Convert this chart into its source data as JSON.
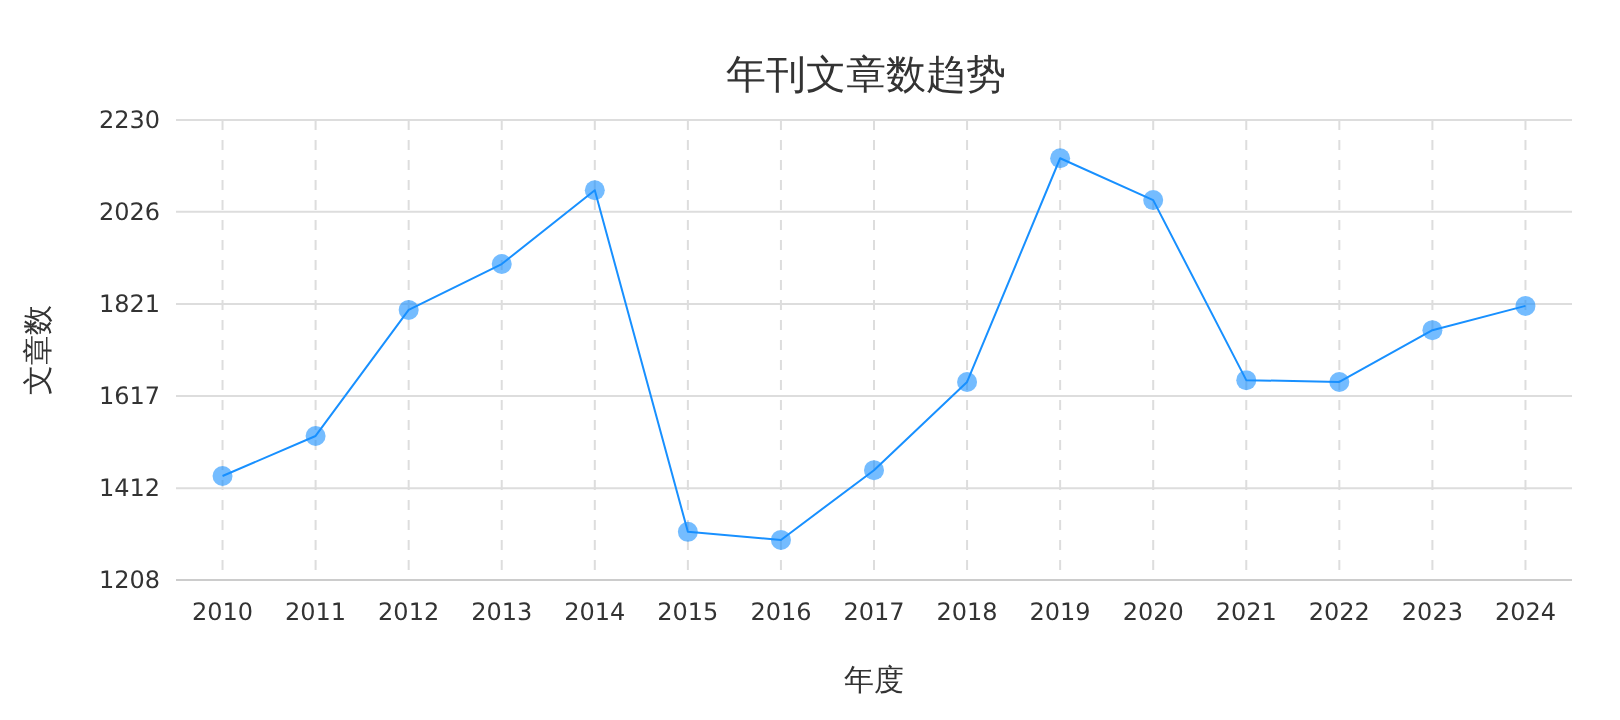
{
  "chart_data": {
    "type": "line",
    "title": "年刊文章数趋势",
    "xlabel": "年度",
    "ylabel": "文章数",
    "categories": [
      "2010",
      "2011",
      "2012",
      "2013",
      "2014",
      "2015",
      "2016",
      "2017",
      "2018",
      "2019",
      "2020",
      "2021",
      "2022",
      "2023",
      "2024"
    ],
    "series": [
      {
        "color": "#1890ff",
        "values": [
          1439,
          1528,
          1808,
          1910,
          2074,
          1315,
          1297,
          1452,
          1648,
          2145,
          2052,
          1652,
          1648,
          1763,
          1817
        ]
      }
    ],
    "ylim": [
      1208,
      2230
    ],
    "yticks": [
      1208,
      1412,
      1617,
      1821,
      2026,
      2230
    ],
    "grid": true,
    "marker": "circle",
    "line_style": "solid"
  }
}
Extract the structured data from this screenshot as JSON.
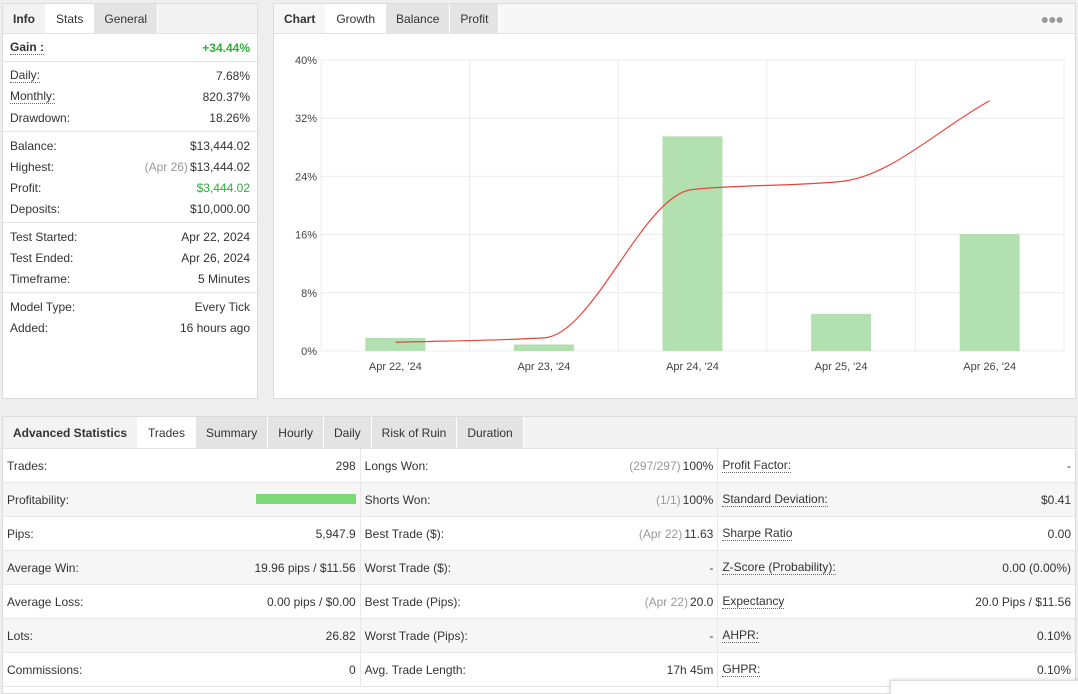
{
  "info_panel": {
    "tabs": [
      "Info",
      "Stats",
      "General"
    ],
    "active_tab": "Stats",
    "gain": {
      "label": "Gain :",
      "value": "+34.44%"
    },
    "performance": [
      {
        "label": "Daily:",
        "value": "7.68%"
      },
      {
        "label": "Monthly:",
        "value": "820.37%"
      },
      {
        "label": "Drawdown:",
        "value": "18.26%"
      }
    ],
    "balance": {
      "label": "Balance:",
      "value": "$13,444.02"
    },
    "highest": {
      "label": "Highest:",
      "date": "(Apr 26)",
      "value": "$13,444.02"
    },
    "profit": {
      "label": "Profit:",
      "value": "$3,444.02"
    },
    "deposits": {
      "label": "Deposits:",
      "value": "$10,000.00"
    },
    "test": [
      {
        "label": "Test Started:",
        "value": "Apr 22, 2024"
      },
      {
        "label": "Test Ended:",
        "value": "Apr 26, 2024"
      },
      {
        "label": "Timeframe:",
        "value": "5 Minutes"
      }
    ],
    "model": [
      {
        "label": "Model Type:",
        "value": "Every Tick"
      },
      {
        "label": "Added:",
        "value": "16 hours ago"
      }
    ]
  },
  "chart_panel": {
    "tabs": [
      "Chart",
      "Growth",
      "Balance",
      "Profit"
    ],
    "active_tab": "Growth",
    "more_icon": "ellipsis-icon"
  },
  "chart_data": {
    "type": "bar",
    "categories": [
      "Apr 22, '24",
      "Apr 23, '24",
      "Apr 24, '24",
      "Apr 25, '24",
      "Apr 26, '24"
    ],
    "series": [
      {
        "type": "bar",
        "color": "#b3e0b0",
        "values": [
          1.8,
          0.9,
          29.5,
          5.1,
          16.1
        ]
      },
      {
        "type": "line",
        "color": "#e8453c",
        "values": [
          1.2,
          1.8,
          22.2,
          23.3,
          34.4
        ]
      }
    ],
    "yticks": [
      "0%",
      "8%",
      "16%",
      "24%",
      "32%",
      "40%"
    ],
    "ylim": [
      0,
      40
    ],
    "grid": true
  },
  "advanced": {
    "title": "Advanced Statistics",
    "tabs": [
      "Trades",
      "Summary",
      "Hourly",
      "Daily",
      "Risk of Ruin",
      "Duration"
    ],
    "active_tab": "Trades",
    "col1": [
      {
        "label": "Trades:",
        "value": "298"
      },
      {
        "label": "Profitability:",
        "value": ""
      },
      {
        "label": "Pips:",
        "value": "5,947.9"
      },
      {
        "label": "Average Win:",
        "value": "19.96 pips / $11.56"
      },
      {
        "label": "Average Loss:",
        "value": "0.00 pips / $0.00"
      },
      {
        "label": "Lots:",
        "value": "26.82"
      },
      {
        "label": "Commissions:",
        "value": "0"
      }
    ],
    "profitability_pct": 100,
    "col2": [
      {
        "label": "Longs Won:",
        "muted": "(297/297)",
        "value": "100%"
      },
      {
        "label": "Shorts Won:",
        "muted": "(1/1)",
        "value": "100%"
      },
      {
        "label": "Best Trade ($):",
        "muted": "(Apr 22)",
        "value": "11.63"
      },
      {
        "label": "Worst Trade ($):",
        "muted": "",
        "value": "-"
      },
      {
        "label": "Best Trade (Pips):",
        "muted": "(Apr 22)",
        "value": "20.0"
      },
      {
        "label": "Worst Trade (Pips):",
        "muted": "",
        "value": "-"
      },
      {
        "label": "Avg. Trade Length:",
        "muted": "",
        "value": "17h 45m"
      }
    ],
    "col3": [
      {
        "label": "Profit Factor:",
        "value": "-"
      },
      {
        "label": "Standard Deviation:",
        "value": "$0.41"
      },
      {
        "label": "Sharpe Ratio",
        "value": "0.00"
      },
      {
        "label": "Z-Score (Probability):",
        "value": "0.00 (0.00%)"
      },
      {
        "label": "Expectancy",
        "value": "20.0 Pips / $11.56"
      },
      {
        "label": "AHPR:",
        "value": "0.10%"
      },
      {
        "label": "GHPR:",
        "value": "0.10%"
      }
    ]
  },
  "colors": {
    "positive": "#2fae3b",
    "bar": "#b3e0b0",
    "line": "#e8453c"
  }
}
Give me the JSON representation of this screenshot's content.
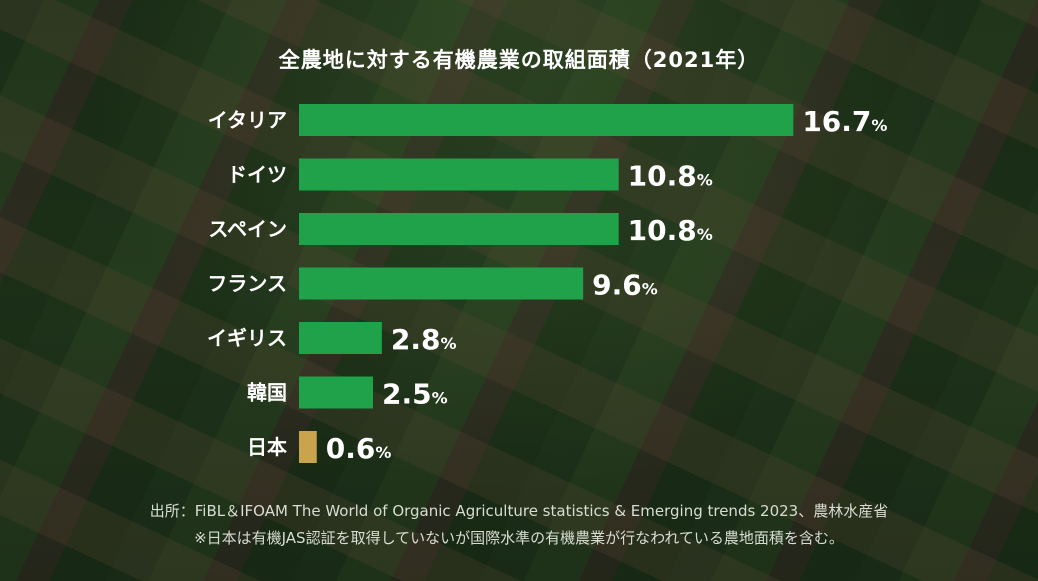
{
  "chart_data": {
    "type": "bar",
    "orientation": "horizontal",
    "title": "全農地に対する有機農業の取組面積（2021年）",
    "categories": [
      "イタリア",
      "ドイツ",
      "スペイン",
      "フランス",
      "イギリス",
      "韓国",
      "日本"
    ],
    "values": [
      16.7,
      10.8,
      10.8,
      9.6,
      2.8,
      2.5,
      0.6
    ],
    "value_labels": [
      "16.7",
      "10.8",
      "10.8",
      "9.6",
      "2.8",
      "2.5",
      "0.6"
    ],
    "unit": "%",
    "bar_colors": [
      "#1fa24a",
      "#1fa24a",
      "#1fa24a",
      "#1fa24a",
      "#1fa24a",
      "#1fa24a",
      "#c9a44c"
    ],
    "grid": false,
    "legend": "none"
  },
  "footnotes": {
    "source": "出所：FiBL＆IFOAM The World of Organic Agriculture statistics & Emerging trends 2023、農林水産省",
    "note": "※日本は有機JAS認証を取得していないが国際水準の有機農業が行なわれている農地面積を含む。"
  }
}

EXERCISE DESCRIPTION:
From the listing, extract all text exactly as given and drop any picture.

EXERCISE SOLUTION:
Convert this chart into its source data as JSON.
{
  "chart_data": {
    "type": "line",
    "title": "年刊文章数趋势",
    "xlabel": "年度",
    "ylabel": "文章数",
    "categories": [
      "2010",
      "2011",
      "2012",
      "2013",
      "2014",
      "2015",
      "2016",
      "2017",
      "2018",
      "2019",
      "2020",
      "2021",
      "2022",
      "2023",
      "2024"
    ],
    "series": [
      {
        "color": "#1890ff",
        "values": [
          1439,
          1528,
          1808,
          1910,
          2074,
          1315,
          1297,
          1452,
          1648,
          2145,
          2052,
          1652,
          1648,
          1763,
          1817
        ]
      }
    ],
    "ylim": [
      1208,
      2230
    ],
    "yticks": [
      1208,
      1412,
      1617,
      1821,
      2026,
      2230
    ],
    "grid": true,
    "marker": "circle",
    "line_style": "solid"
  }
}
Extract the structured data from this screenshot as JSON.
{
  "info_panel": {
    "tabs": [
      "Info",
      "Stats",
      "General"
    ],
    "active_tab": "Stats",
    "gain": {
      "label": "Gain :",
      "value": "+34.44%"
    },
    "performance": [
      {
        "label": "Daily:",
        "value": "7.68%"
      },
      {
        "label": "Monthly:",
        "value": "820.37%"
      },
      {
        "label": "Drawdown:",
        "value": "18.26%"
      }
    ],
    "balance": {
      "label": "Balance:",
      "value": "$13,444.02"
    },
    "highest": {
      "label": "Highest:",
      "date": "(Apr 26)",
      "value": "$13,444.02"
    },
    "profit": {
      "label": "Profit:",
      "value": "$3,444.02"
    },
    "deposits": {
      "label": "Deposits:",
      "value": "$10,000.00"
    },
    "test": [
      {
        "label": "Test Started:",
        "value": "Apr 22, 2024"
      },
      {
        "label": "Test Ended:",
        "value": "Apr 26, 2024"
      },
      {
        "label": "Timeframe:",
        "value": "5 Minutes"
      }
    ],
    "model": [
      {
        "label": "Model Type:",
        "value": "Every Tick"
      },
      {
        "label": "Added:",
        "value": "16 hours ago"
      }
    ]
  },
  "chart_panel": {
    "tabs": [
      "Chart",
      "Growth",
      "Balance",
      "Profit"
    ],
    "active_tab": "Growth",
    "more_icon": "ellipsis-icon"
  },
  "chart_data": {
    "type": "bar",
    "categories": [
      "Apr 22, '24",
      "Apr 23, '24",
      "Apr 24, '24",
      "Apr 25, '24",
      "Apr 26, '24"
    ],
    "series": [
      {
        "type": "bar",
        "color": "#b3e0b0",
        "values": [
          1.8,
          0.9,
          29.5,
          5.1,
          16.1
        ]
      },
      {
        "type": "line",
        "color": "#e8453c",
        "values": [
          1.2,
          1.8,
          22.2,
          23.3,
          34.4
        ]
      }
    ],
    "yticks": [
      "0%",
      "8%",
      "16%",
      "24%",
      "32%",
      "40%"
    ],
    "ylim": [
      0,
      40
    ],
    "grid": true
  },
  "advanced": {
    "title": "Advanced Statistics",
    "tabs": [
      "Trades",
      "Summary",
      "Hourly",
      "Daily",
      "Risk of Ruin",
      "Duration"
    ],
    "active_tab": "Trades",
    "col1": [
      {
        "label": "Trades:",
        "value": "298"
      },
      {
        "label": "Profitability:",
        "value": ""
      },
      {
        "label": "Pips:",
        "value": "5,947.9"
      },
      {
        "label": "Average Win:",
        "value": "19.96 pips / $11.56"
      },
      {
        "label": "Average Loss:",
        "value": "0.00 pips / $0.00"
      },
      {
        "label": "Lots:",
        "value": "26.82"
      },
      {
        "label": "Commissions:",
        "value": "0"
      }
    ],
    "profitability_pct": 100,
    "col2": [
      {
        "label": "Longs Won:",
        "muted": "(297/297)",
        "value": "100%"
      },
      {
        "label": "Shorts Won:",
        "muted": "(1/1)",
        "value": "100%"
      },
      {
        "label": "Best Trade ($):",
        "muted": "(Apr 22)",
        "value": "11.63"
      },
      {
        "label": "Worst Trade ($):",
        "muted": "",
        "value": "-"
      },
      {
        "label": "Best Trade (Pips):",
        "muted": "(Apr 22)",
        "value": "20.0"
      },
      {
        "label": "Worst Trade (Pips):",
        "muted": "",
        "value": "-"
      },
      {
        "label": "Avg. Trade Length:",
        "muted": "",
        "value": "17h 45m"
      }
    ],
    "col3": [
      {
        "label": "Profit Factor:",
        "value": "-"
      },
      {
        "label": "Standard Deviation:",
        "value": "$0.41"
      },
      {
        "label": "Sharpe Ratio",
        "value": "0.00"
      },
      {
        "label": "Z-Score (Probability):",
        "value": "0.00 (0.00%)"
      },
      {
        "label": "Expectancy",
        "value": "20.0 Pips / $11.56"
      },
      {
        "label": "AHPR:",
        "value": "0.10%"
      },
      {
        "label": "GHPR:",
        "value": "0.10%"
      }
    ]
  },
  "colors": {
    "positive": "#2fae3b",
    "bar": "#b3e0b0",
    "line": "#e8453c"
  }
}
Give me the JSON representation of this screenshot's content.
{
  "chart_data": {
    "type": "bar",
    "orientation": "horizontal",
    "title": "全農地に対する有機農業の取組面積（2021年）",
    "categories": [
      "イタリア",
      "ドイツ",
      "スペイン",
      "フランス",
      "イギリス",
      "韓国",
      "日本"
    ],
    "values": [
      16.7,
      10.8,
      10.8,
      9.6,
      2.8,
      2.5,
      0.6
    ],
    "value_labels": [
      "16.7",
      "10.8",
      "10.8",
      "9.6",
      "2.8",
      "2.5",
      "0.6"
    ],
    "unit": "%",
    "bar_colors": [
      "#1fa24a",
      "#1fa24a",
      "#1fa24a",
      "#1fa24a",
      "#1fa24a",
      "#1fa24a",
      "#c9a44c"
    ],
    "grid": false,
    "legend": "none"
  },
  "footnotes": {
    "source": "出所：FiBL＆IFOAM The World of Organic Agriculture statistics & Emerging trends 2023、農林水産省",
    "note": "※日本は有機JAS認証を取得していないが国際水準の有機農業が行なわれている農地面積を含む。"
  }
}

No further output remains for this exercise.